## start PASSAGE TO READ

# Is the NMC slow?



## PPVallhunds (Jul 26, 2010)

I filled in my membership form and wrote a check and sent it first class 3 weeks ago but havent hurd anything yet. Does it normaly take a while? 
Ill have to get a mini statment to see if its been cashed.


----------



## Tinkers Mousery (Feb 20, 2011)

you will automatically be a member then. providing anne has recieved ur membership. give them a ring and she will tell you. have you subscribed to the nmc news??


----------



## Wight Isle Stud (May 19, 2010)

Hi- Dont forget the NMC as in many other Hobby organisations is run entirely by Volunteers, sometimes you have to wait a bit mate. but the NMC is the finest club in the world.


----------



## PPVallhunds (Jul 26, 2010)

no didnt subcribe to the news. I realy want the Breed Standards and current Year Book. Ill give it another week and if still nothing ill give them a call and make sure it hasnt gotten lost in the post.


----------



## Tinkers Mousery (Feb 20, 2011)

cool, well if it takes a whyle let me know any you can always borrow mine.  always willing to help a member of the nmc in anyway i can


----------



## PPVallhunds (Jul 26, 2010)

Thank you


----------



## Tinkers Mousery (Feb 20, 2011)

so are you a member now? if so you gota come to a show lol. u can get a lift with me  x


----------



## PPVallhunds (Jul 26, 2010)

Yeah it all came, guess u missed my other post lol.

Wow thanks, I was going to ask you which shows do you go to?


----------



## Tinkers Mousery (Feb 20, 2011)

## end PASSAGE TO READ
## start DATA SHOWN

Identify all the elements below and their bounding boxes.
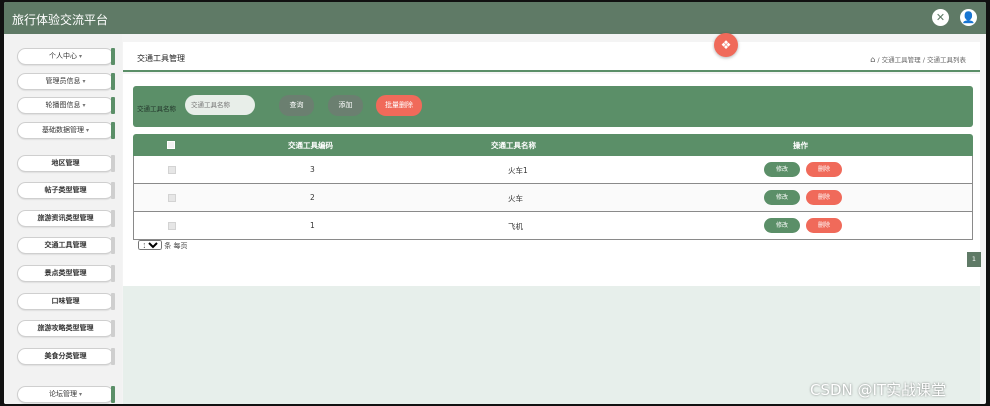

## end DATA SHOWN

• _WHAT THE EXERCISE ASKS_: In the NMC membership thread, which two items does PPVallhunds say they really want? The listing has no connection to the NMC membership thread.

• _CORRECT OUTPUT_: The Breed Standards and the current Year Book.